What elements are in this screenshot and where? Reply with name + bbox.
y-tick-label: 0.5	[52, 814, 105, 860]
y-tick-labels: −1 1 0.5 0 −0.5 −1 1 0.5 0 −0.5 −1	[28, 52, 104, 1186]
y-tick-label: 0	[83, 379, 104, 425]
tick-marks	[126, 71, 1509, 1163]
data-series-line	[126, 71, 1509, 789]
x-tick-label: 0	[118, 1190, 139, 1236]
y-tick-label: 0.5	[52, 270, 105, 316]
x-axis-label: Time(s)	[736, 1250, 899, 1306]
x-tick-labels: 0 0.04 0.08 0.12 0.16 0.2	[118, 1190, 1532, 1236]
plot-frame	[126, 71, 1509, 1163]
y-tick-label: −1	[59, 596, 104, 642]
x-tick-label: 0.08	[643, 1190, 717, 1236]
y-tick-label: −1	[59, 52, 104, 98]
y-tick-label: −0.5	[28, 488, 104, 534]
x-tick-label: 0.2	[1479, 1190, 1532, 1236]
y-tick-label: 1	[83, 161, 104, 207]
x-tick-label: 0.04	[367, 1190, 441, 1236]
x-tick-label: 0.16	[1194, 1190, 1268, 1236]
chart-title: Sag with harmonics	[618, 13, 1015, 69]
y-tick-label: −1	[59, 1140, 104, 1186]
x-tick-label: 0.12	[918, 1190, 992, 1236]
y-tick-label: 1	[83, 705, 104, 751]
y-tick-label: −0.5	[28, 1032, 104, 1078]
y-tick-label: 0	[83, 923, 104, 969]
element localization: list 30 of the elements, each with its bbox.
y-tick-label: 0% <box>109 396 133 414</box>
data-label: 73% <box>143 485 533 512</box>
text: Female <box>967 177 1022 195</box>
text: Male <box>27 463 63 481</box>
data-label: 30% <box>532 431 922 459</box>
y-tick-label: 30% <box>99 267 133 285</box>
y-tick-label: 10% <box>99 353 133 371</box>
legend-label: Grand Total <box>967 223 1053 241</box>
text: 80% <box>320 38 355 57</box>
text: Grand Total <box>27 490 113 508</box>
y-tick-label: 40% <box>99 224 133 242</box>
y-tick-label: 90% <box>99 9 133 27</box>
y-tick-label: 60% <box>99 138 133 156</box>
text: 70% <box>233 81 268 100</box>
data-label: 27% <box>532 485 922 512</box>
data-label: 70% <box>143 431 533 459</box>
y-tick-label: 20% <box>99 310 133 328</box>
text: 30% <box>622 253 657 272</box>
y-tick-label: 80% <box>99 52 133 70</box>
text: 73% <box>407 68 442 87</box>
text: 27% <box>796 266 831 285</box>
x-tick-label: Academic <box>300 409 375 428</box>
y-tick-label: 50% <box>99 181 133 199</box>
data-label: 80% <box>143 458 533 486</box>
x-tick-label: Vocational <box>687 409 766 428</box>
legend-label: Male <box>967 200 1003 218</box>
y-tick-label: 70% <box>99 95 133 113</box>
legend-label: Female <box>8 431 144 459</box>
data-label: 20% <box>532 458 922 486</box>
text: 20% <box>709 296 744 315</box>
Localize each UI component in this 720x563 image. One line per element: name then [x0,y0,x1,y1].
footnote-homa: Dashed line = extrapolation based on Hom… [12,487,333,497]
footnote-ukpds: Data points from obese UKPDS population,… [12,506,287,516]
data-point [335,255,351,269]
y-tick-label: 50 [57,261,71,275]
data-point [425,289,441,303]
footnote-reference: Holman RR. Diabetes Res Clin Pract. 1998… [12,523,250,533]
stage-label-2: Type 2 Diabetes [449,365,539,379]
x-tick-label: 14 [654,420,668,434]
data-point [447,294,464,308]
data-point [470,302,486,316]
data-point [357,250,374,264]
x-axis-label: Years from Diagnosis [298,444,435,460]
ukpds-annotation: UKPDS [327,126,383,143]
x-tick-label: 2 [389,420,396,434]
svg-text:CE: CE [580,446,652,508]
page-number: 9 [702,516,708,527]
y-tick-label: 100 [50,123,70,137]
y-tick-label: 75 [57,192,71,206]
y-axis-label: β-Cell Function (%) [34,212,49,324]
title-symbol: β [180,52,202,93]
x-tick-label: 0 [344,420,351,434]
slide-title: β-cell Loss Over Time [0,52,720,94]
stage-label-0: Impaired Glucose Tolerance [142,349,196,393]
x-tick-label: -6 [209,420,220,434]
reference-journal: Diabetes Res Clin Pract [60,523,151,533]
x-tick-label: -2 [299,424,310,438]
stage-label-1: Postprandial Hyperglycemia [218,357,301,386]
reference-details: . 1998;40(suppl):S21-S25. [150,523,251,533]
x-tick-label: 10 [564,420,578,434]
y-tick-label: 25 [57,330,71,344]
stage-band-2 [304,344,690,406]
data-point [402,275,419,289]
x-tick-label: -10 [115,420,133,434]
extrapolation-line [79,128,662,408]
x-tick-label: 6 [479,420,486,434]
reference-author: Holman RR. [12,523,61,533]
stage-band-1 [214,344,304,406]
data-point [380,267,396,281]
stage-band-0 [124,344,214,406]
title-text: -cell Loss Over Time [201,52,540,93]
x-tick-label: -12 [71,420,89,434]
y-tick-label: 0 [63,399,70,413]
⁂
= DIRECTIONS =
Please write out all of the records above word for word, keeping every line and leaving nothing out.

= RESPONSE TO THIS TASK =
What elements are in this screenshot and where? Reply with name + bbox.
y-tick-label: 0.5	[52, 814, 105, 860]
y-tick-labels: −1 1 0.5 0 −0.5 −1 1 0.5 0 −0.5 −1	[28, 52, 104, 1186]
y-tick-label: 0	[83, 379, 104, 425]
tick-marks	[126, 71, 1509, 1163]
data-series-line	[126, 71, 1509, 789]
x-tick-label: 0	[118, 1190, 139, 1236]
y-tick-label: 0.5	[52, 270, 105, 316]
x-axis-label: Time(s)	[736, 1250, 899, 1306]
x-tick-labels: 0 0.04 0.08 0.12 0.16 0.2	[118, 1190, 1532, 1236]
plot-frame	[126, 71, 1509, 1163]
y-tick-label: −1	[59, 596, 104, 642]
x-tick-label: 0.08	[643, 1190, 717, 1236]
y-tick-label: −1	[59, 52, 104, 98]
y-tick-label: −0.5	[28, 488, 104, 534]
x-tick-label: 0.2	[1479, 1190, 1532, 1236]
y-tick-label: 1	[83, 161, 104, 207]
x-tick-label: 0.04	[367, 1190, 441, 1236]
x-tick-label: 0.16	[1194, 1190, 1268, 1236]
chart-title: Sag with harmonics	[618, 13, 1015, 69]
y-tick-label: −1	[59, 1140, 104, 1186]
x-tick-label: 0.12	[918, 1190, 992, 1236]
y-tick-label: 1	[83, 705, 104, 751]
y-tick-label: −0.5	[28, 1032, 104, 1078]
y-tick-label: 0	[83, 923, 104, 969]
element localization: list 30 of the elements, each with its bbox.
y-tick-label: 0% <box>109 396 133 414</box>
data-label: 73% <box>143 485 533 512</box>
text: Female <box>967 177 1022 195</box>
text: Male <box>27 463 63 481</box>
data-label: 30% <box>532 431 922 459</box>
y-tick-label: 30% <box>99 267 133 285</box>
y-tick-label: 10% <box>99 353 133 371</box>
legend-label: Grand Total <box>967 223 1053 241</box>
text: 80% <box>320 38 355 57</box>
text: Grand Total <box>27 490 113 508</box>
y-tick-label: 40% <box>99 224 133 242</box>
y-tick-label: 90% <box>99 9 133 27</box>
y-tick-label: 60% <box>99 138 133 156</box>
text: 70% <box>233 81 268 100</box>
data-label: 27% <box>532 485 922 512</box>
data-label: 70% <box>143 431 533 459</box>
y-tick-label: 20% <box>99 310 133 328</box>
text: 30% <box>622 253 657 272</box>
y-tick-label: 80% <box>99 52 133 70</box>
text: 73% <box>407 68 442 87</box>
text: 27% <box>796 266 831 285</box>
x-tick-label: Academic <box>300 409 375 428</box>
y-tick-label: 50% <box>99 181 133 199</box>
data-label: 80% <box>143 458 533 486</box>
x-tick-label: Vocational <box>687 409 766 428</box>
legend-label: Male <box>967 200 1003 218</box>
y-tick-label: 70% <box>99 95 133 113</box>
legend-label: Female <box>8 431 144 459</box>
data-label: 20% <box>532 458 922 486</box>
text: 20% <box>709 296 744 315</box>
Localize each UI component in this 720x563 image. One line per element: name then [x0,y0,x1,y1].
footnote-homa: Dashed line = extrapolation based on Hom… [12,487,333,497]
footnote-ukpds: Data points from obese UKPDS population,… [12,506,287,516]
data-point [335,255,351,269]
y-tick-label: 50 [57,261,71,275]
data-point [425,289,441,303]
footnote-reference: Holman RR. Diabetes Res Clin Pract. 1998… [12,523,250,533]
stage-label-2: Type 2 Diabetes [449,365,539,379]
x-tick-label: 14 [654,420,668,434]
data-point [447,294,464,308]
data-point [470,302,486,316]
data-point [357,250,374,264]
x-axis-label: Years from Diagnosis [298,444,435,460]
ukpds-annotation: UKPDS [327,126,383,143]
x-tick-label: 2 [389,420,396,434]
svg-text:CE: CE [580,446,652,508]
page-number: 9 [702,516,708,527]
y-tick-label: 100 [50,123,70,137]
y-tick-label: 75 [57,192,71,206]
y-axis-label: β-Cell Function (%) [34,212,49,324]
title-symbol: β [180,52,202,93]
x-tick-label: 0 [344,420,351,434]
slide-title: β-cell Loss Over Time [0,52,720,94]
stage-label-0: Impaired Glucose Tolerance [142,349,196,393]
x-tick-label: -6 [209,420,220,434]
reference-journal: Diabetes Res Clin Pract [60,523,151,533]
x-tick-label: -2 [299,424,310,438]
stage-label-1: Postprandial Hyperglycemia [218,357,301,386]
reference-details: . 1998;40(suppl):S21-S25. [150,523,251,533]
x-tick-label: 10 [564,420,578,434]
y-tick-label: 25 [57,330,71,344]
stage-band-2 [304,344,690,406]
data-point [402,275,419,289]
x-tick-label: -10 [115,420,133,434]
extrapolation-line [79,128,662,408]
x-tick-label: 6 [479,420,486,434]
reference-author: Holman RR. [12,523,61,533]
stage-band-1 [214,344,304,406]
data-point [380,267,396,281]
stage-band-0 [124,344,214,406]
title-text: -cell Loss Over Time [201,52,540,93]
x-tick-label: -12 [71,420,89,434]
y-tick-label: 0 [63,399,70,413]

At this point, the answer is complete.